What you should do:
In the listing that follows, count each line where the word "detached" appears; write nothing but the count.

Data lines:
START
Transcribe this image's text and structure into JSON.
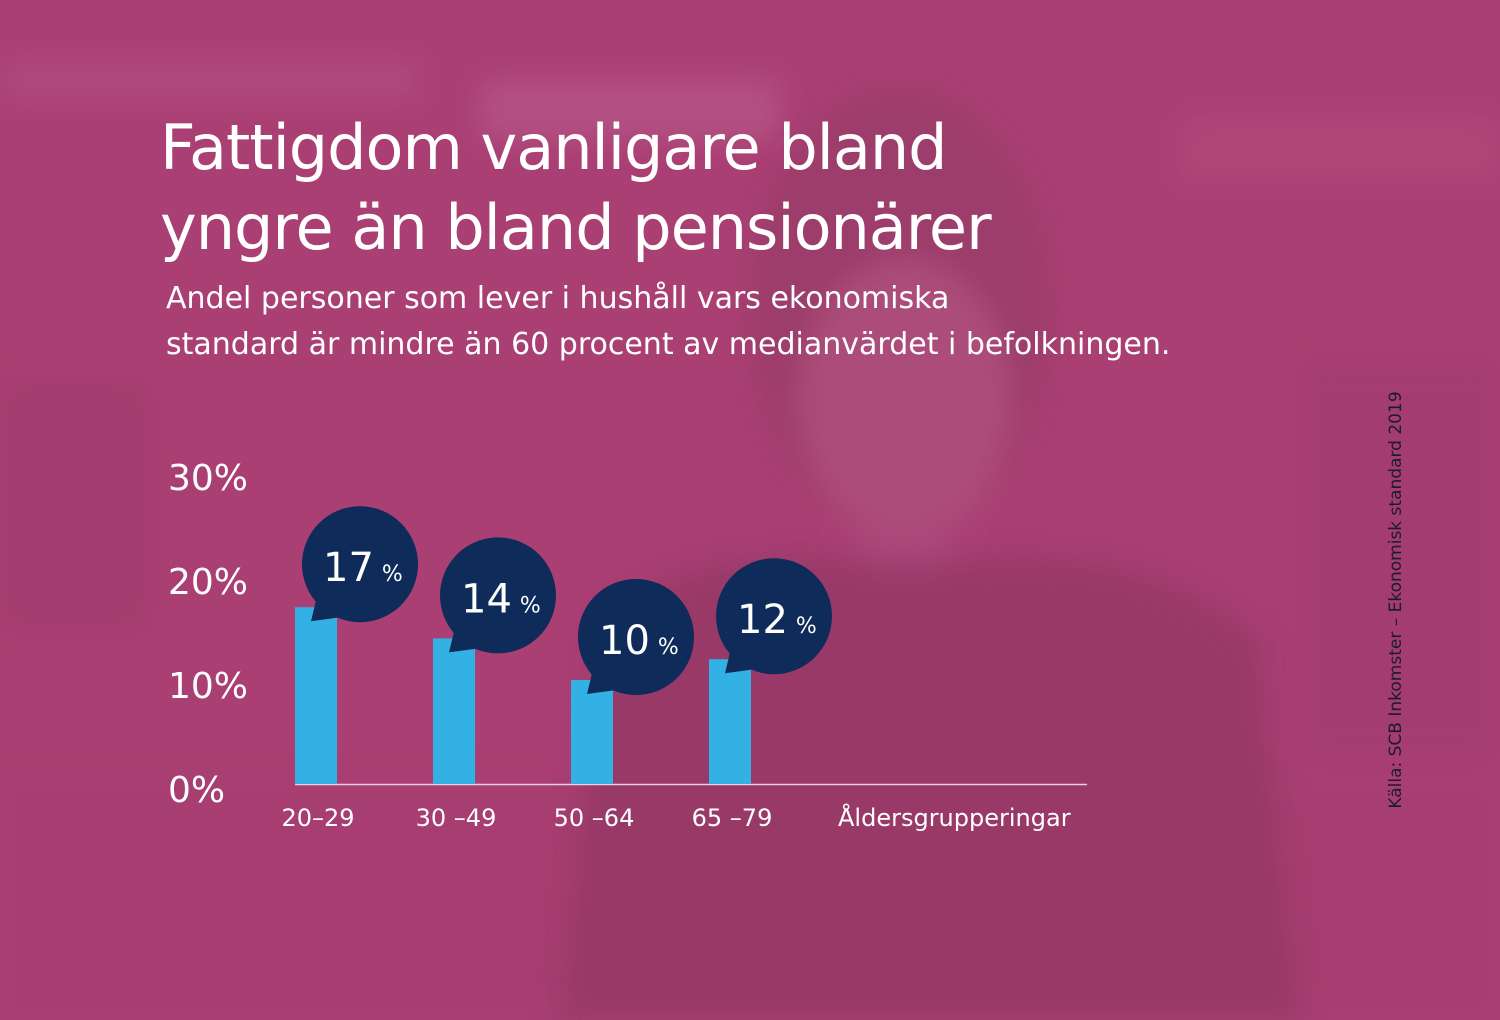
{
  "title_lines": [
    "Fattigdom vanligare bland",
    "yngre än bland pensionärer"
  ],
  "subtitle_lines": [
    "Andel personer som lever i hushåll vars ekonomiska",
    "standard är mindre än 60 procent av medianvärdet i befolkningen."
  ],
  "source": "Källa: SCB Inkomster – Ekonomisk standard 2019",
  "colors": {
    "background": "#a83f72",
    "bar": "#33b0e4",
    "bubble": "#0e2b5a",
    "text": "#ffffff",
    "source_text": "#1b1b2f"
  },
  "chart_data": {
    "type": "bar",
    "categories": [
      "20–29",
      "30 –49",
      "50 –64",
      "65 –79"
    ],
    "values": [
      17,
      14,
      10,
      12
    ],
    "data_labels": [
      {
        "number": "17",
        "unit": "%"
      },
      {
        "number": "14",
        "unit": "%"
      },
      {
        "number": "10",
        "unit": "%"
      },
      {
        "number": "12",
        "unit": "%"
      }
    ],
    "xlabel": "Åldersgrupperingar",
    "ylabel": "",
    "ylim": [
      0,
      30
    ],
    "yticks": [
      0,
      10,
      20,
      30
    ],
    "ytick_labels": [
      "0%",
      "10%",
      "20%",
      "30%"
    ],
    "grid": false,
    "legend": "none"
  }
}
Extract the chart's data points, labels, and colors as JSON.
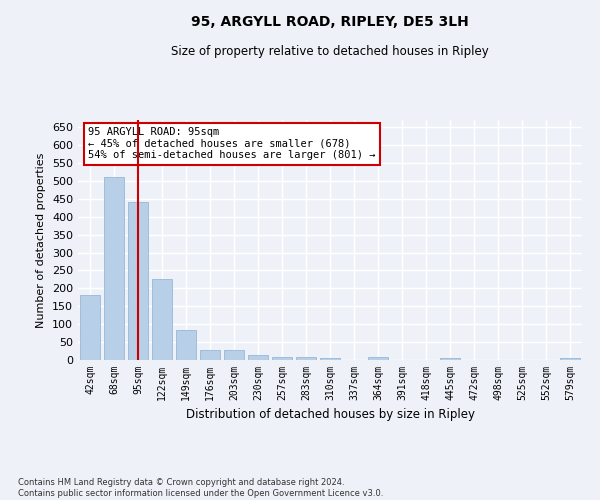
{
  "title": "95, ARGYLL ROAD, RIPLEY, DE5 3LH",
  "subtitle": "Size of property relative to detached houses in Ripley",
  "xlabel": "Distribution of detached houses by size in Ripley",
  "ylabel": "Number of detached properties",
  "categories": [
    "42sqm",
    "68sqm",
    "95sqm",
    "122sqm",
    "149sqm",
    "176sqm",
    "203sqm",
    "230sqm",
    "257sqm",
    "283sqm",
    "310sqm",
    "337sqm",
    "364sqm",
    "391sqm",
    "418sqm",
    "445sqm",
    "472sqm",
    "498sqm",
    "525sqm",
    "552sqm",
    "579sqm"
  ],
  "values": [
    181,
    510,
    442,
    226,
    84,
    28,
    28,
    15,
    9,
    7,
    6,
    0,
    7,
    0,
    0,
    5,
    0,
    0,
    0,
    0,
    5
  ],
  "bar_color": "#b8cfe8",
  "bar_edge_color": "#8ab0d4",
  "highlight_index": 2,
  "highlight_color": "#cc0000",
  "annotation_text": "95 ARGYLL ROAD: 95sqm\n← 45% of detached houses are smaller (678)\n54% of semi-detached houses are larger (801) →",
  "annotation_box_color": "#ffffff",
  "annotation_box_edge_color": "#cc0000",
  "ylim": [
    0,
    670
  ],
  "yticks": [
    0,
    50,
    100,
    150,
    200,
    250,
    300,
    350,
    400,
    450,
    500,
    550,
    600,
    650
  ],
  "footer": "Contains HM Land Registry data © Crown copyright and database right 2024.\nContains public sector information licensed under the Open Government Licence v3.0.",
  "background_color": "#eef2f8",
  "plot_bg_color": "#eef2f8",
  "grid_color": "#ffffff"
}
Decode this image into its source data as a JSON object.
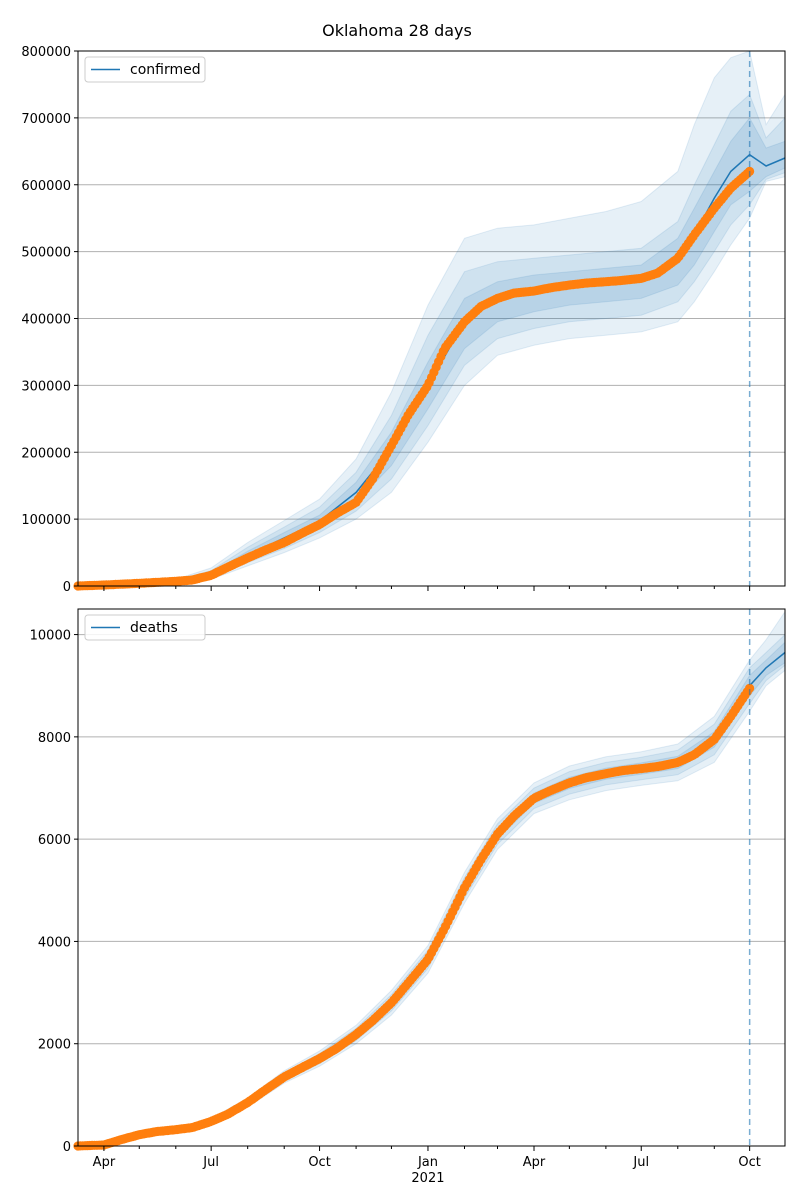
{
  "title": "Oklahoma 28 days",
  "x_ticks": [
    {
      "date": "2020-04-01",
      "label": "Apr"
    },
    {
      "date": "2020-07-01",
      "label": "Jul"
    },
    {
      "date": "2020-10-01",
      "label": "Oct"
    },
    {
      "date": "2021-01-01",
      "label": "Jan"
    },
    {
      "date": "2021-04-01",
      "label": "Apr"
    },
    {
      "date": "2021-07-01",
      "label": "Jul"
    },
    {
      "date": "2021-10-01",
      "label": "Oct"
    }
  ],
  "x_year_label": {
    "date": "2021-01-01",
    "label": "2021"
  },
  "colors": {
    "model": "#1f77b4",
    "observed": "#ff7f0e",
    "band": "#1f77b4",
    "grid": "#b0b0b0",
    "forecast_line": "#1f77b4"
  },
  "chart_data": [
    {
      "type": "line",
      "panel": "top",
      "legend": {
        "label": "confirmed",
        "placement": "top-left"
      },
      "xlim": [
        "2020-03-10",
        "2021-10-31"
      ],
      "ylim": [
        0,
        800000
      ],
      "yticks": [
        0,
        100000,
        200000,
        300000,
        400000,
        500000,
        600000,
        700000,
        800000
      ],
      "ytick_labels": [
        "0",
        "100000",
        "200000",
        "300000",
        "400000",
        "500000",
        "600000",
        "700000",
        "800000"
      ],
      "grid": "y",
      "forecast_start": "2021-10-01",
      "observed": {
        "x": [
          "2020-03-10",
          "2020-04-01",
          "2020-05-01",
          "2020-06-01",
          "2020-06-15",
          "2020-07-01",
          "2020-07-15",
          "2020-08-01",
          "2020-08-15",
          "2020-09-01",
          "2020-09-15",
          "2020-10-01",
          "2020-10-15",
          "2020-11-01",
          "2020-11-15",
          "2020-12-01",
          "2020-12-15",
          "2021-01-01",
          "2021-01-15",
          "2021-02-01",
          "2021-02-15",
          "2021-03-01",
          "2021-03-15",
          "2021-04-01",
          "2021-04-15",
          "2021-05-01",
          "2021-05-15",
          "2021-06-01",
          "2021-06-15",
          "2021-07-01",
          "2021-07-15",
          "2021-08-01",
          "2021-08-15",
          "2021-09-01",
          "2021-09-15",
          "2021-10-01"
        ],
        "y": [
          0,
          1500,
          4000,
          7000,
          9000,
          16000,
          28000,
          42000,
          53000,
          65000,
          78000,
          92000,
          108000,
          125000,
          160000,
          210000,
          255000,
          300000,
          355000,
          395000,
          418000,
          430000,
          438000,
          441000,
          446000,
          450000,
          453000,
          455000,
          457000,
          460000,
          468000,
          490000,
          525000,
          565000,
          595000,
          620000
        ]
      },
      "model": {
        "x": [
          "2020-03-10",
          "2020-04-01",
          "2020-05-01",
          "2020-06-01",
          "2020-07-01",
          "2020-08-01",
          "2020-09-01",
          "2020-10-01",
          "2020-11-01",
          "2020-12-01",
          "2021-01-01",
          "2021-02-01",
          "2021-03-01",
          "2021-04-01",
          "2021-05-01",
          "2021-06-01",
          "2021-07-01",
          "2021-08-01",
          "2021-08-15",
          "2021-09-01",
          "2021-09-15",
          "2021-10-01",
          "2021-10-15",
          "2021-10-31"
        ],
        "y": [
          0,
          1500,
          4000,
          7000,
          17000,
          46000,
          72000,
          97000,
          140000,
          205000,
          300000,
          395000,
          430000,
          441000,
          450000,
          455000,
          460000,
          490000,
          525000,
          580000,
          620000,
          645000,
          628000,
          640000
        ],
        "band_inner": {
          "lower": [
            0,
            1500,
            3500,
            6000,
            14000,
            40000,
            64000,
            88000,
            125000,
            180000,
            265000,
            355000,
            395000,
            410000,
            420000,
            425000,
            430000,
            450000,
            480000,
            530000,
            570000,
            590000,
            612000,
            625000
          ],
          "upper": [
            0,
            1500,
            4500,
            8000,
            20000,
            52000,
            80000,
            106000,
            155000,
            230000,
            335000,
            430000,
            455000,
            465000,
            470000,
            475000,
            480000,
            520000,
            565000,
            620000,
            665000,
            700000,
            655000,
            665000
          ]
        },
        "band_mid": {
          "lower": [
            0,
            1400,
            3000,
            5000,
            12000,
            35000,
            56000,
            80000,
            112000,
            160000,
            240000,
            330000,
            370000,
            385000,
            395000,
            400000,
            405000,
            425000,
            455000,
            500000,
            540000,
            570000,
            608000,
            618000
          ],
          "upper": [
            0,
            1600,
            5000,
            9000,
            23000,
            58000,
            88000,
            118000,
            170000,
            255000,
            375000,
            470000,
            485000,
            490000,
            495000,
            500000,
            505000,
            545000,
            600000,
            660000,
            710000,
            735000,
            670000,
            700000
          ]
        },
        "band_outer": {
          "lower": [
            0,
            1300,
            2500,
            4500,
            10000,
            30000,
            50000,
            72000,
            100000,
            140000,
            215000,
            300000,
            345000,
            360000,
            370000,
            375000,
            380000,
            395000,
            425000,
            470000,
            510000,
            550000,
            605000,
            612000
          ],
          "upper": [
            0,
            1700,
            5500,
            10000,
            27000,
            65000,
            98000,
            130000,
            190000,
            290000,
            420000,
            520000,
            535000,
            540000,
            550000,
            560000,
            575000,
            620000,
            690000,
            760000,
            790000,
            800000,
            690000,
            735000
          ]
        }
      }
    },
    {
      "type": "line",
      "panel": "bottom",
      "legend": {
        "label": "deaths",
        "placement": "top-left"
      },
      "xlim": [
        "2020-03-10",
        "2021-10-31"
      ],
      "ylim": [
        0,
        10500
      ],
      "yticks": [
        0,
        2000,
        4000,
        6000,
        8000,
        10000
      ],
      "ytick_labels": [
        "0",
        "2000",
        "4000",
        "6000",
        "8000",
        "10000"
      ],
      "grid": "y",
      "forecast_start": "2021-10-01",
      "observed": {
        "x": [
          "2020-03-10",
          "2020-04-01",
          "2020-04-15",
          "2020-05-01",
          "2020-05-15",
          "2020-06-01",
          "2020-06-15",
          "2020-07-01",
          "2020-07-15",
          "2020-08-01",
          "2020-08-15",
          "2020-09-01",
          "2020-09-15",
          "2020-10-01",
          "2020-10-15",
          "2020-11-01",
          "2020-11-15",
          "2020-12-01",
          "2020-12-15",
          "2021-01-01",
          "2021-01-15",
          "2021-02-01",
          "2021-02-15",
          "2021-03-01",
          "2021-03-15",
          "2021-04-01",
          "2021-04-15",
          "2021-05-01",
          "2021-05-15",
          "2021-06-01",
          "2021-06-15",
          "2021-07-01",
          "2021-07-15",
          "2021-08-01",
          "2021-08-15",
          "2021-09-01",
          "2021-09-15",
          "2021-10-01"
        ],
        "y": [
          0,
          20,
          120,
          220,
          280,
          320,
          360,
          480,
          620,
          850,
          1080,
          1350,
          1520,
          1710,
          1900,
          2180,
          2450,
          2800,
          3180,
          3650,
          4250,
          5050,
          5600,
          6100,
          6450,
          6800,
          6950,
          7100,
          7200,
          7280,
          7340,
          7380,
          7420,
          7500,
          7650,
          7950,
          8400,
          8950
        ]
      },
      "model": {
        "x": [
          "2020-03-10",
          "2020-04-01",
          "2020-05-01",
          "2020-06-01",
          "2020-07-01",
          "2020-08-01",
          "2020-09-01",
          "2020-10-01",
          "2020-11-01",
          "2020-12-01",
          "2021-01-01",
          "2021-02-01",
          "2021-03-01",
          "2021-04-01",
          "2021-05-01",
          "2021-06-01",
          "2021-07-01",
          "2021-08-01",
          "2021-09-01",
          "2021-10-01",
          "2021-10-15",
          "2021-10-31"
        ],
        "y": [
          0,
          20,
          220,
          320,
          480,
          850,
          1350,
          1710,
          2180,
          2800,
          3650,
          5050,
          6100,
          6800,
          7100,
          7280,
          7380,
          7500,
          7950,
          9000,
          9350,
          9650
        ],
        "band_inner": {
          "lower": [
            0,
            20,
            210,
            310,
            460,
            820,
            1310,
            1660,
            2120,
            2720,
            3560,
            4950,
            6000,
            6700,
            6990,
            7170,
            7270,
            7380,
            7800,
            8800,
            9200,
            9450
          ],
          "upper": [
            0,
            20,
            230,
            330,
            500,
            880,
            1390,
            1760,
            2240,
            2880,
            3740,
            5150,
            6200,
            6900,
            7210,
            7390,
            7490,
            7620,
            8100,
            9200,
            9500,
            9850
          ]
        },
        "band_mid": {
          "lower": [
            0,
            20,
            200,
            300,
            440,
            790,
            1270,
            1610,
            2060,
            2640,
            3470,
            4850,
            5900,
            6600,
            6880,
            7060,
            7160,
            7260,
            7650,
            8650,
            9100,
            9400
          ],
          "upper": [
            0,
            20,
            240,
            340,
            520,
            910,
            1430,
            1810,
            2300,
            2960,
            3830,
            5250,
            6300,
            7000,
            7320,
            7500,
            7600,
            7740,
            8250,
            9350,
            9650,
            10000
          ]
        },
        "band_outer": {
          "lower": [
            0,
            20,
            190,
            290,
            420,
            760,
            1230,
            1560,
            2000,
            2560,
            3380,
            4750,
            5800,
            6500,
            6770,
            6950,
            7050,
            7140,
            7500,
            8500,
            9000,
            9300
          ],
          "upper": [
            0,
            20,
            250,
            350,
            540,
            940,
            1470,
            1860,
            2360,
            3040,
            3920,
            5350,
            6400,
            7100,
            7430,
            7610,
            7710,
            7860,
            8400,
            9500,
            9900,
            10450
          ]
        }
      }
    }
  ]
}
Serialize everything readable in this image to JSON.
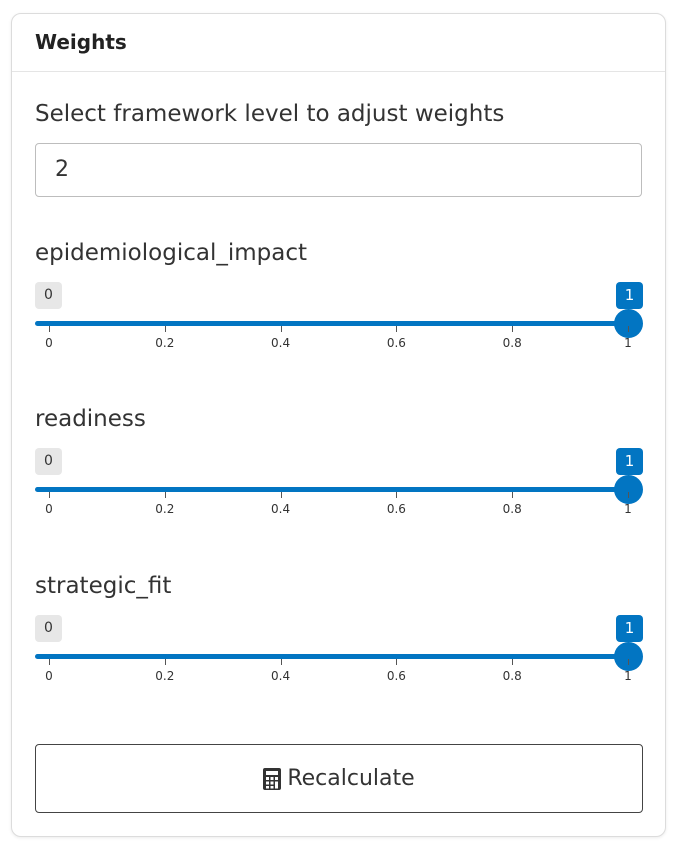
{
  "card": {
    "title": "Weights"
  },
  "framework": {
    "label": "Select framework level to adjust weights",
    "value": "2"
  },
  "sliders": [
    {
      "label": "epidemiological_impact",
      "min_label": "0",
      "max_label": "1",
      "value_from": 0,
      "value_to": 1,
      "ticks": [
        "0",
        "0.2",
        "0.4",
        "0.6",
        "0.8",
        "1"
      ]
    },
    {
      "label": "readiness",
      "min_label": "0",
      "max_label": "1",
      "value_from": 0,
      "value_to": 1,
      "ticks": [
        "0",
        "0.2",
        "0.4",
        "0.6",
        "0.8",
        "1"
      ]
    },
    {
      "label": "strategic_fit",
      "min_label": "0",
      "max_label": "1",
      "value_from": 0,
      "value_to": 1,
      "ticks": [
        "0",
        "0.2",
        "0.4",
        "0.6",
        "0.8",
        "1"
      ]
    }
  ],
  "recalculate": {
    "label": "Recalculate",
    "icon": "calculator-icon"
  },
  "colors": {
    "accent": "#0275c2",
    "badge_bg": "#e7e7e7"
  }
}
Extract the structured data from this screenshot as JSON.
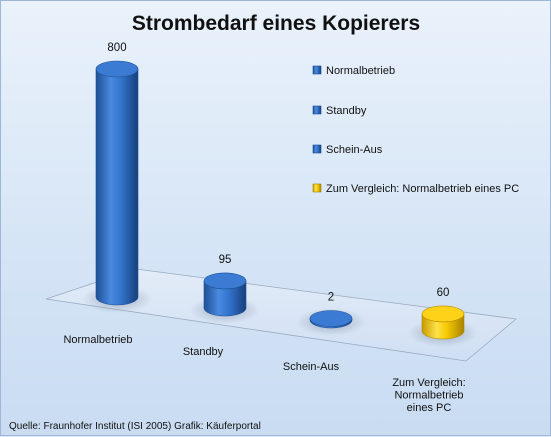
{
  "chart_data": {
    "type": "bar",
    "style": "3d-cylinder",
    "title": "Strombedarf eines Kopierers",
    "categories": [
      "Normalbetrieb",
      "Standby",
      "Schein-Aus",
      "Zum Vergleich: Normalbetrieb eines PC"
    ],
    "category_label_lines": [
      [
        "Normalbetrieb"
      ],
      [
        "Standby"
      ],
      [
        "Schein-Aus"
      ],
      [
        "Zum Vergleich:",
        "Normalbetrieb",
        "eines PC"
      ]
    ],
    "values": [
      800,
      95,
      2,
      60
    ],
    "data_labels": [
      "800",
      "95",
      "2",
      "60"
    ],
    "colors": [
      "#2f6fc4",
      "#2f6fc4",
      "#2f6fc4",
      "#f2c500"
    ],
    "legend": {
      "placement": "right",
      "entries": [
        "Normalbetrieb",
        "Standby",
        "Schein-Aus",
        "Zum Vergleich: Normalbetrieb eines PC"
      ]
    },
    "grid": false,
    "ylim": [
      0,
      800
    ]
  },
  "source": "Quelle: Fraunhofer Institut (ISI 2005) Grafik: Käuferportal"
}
END
Answer below:
4